* _Input for this task_:
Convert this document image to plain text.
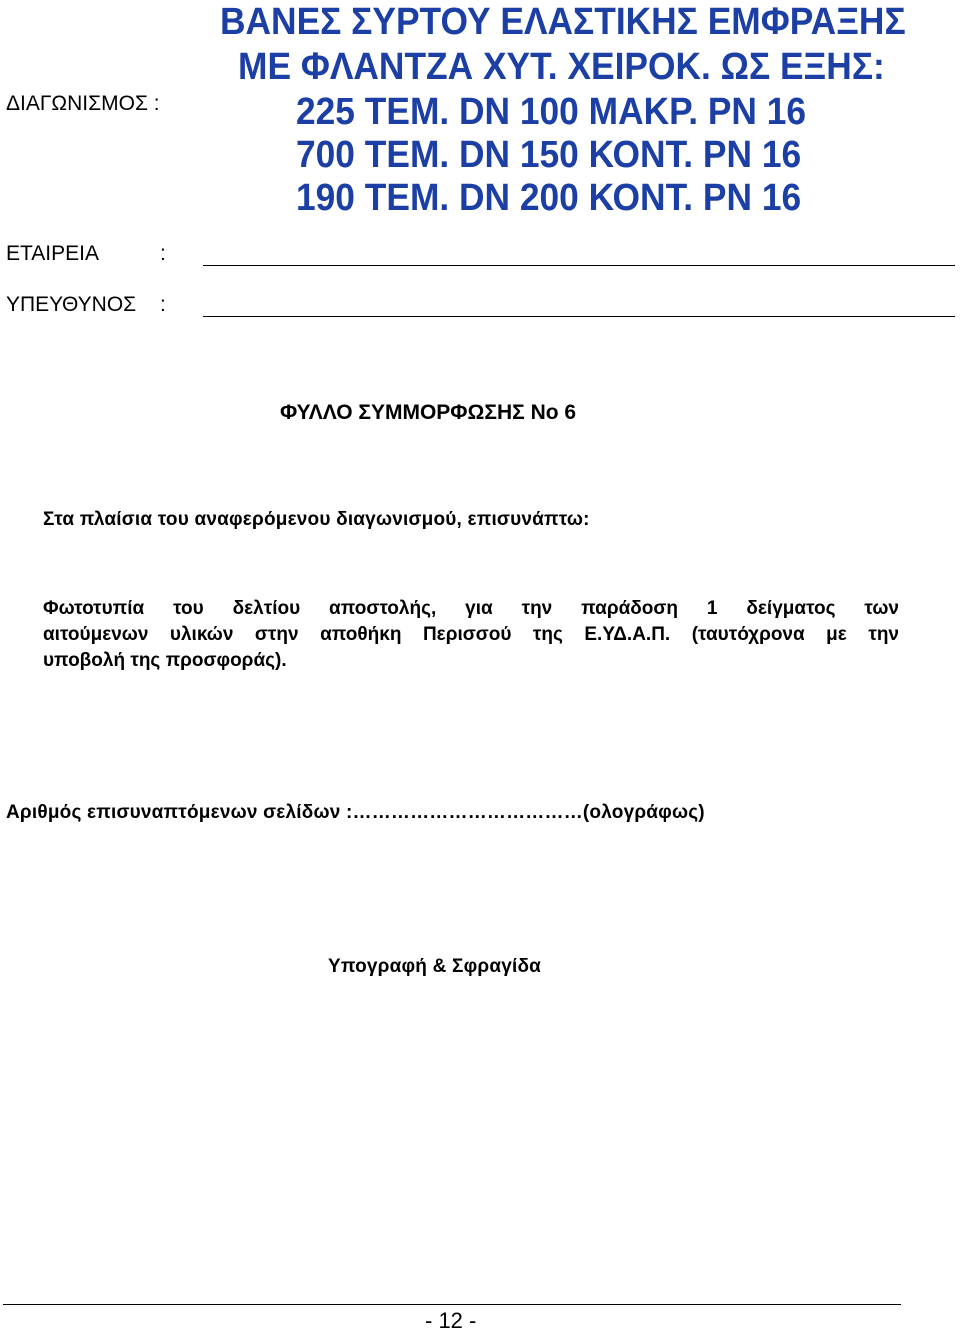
ΔΙΑΓΩΝΙΣΜΟΣ :
ΒΑΝΕΣ ΣΥΡΤΟΥ ΕΛΑΣΤΙΚΗΣ ΕΜΦΡΑΞΗΣ
ΜΕ ΦΛΑΝΤΖΑ ΧΥΤ. ΧΕΙΡΟΚ. ΩΣ ΕΞΗΣ:
225 ΤΕΜ. DN 100 ΜΑΚΡ. PN 16
700 ΤΕΜ. DN 150 ΚΟΝΤ. PN 16
190 ΤΕΜ. DN 200 ΚΟΝΤ. PN 16
ΕΤΑΙΡΕΙΑ	:
ΥΠΕΥΘΥΝΟΣ :
ΦΥΛΛΟ ΣΥΜΜΟΡΦΩΣΗΣ Νο 6
Στα πλαίσια του αναφερόμενου διαγωνισμού, επισυνάπτω:
Φωτοτυπία του δελτίου αποστολής, για την παράδοση 1 δείγματος των
αιτούμενων υλικών στην αποθήκη Περισσού της Ε.ΥΔ.Α.Π. (ταυτόχρονα με την
υποβολή της προσφοράς).
Αριθμός επισυναπτόμενων σελίδων :………………………………(ολογράφως)
Υπογραφή & Σφραγίδα
- 12 -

* _What is asked_: Retype all the records shown above, character for character. Omit every picture.

* _Answer to this exercise_:
Convert this document image to plain text.
ΔΙΑΓΩΝΙΣΜΟΣ :
ΒΑΝΕΣ ΣΥΡΤΟΥ ΕΛΑΣΤΙΚΗΣ ΕΜΦΡΑΞΗΣ
ΜΕ ΦΛΑΝΤΖΑ ΧΥΤ. ΧΕΙΡΟΚ. ΩΣ ΕΞΗΣ:
225 ΤΕΜ. DN 100 ΜΑΚΡ. PN 16
700 ΤΕΜ. DN 150 ΚΟΝΤ. PN 16
190 ΤΕΜ. DN 200 ΚΟΝΤ. PN 16
ΕΤΑΙΡΕΙΑ	:
ΥΠΕΥΘΥΝΟΣ :
ΦΥΛΛΟ ΣΥΜΜΟΡΦΩΣΗΣ Νο 6
Στα πλαίσια του αναφερόμενου διαγωνισμού, επισυνάπτω:
Φωτοτυπία του δελτίου αποστολής, για την παράδοση 1 δείγματος των
αιτούμενων υλικών στην αποθήκη Περισσού της Ε.ΥΔ.Α.Π. (ταυτόχρονα με την
υποβολή της προσφοράς).
Αριθμός επισυναπτόμενων σελίδων :………………………………(ολογράφως)
Υπογραφή & Σφραγίδα
- 12 -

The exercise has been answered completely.